Collected data entries:
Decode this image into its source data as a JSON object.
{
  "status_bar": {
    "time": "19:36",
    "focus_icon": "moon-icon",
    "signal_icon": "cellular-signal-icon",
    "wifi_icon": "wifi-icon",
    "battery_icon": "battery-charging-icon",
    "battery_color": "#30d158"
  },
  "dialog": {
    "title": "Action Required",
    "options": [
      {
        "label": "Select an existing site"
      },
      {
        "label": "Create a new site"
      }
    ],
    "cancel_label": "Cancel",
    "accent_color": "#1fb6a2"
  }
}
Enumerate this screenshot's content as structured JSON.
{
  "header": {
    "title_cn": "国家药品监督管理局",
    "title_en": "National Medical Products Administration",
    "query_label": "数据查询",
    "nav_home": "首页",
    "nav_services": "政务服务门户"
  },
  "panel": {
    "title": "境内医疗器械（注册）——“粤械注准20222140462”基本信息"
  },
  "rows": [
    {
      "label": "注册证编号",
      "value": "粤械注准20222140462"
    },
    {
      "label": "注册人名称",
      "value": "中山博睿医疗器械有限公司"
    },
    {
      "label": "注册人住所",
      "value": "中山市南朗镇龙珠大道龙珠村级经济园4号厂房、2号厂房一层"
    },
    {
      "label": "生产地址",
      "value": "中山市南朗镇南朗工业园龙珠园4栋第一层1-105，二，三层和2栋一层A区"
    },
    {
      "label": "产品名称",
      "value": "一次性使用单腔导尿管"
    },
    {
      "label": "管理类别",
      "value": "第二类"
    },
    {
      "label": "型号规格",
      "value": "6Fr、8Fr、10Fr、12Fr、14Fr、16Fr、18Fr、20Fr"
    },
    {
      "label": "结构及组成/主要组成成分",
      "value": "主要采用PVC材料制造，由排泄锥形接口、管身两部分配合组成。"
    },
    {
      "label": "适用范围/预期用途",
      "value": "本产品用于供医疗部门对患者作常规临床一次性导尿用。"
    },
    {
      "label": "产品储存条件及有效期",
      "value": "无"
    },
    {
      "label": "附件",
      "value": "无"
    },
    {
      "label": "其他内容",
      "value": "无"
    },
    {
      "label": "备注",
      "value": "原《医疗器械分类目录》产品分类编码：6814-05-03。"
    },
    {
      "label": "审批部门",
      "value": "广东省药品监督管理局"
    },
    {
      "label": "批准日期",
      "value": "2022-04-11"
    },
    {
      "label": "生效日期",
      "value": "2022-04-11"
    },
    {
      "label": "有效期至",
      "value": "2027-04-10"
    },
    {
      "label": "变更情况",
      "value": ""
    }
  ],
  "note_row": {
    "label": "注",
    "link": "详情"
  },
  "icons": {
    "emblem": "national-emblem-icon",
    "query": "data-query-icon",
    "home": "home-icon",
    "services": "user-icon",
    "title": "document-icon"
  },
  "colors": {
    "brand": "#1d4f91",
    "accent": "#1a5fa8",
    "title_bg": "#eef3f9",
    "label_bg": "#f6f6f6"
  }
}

**Task description:** In the entries above, count each line that holds "site". Give the total and nothing else.

**Answer below:** 2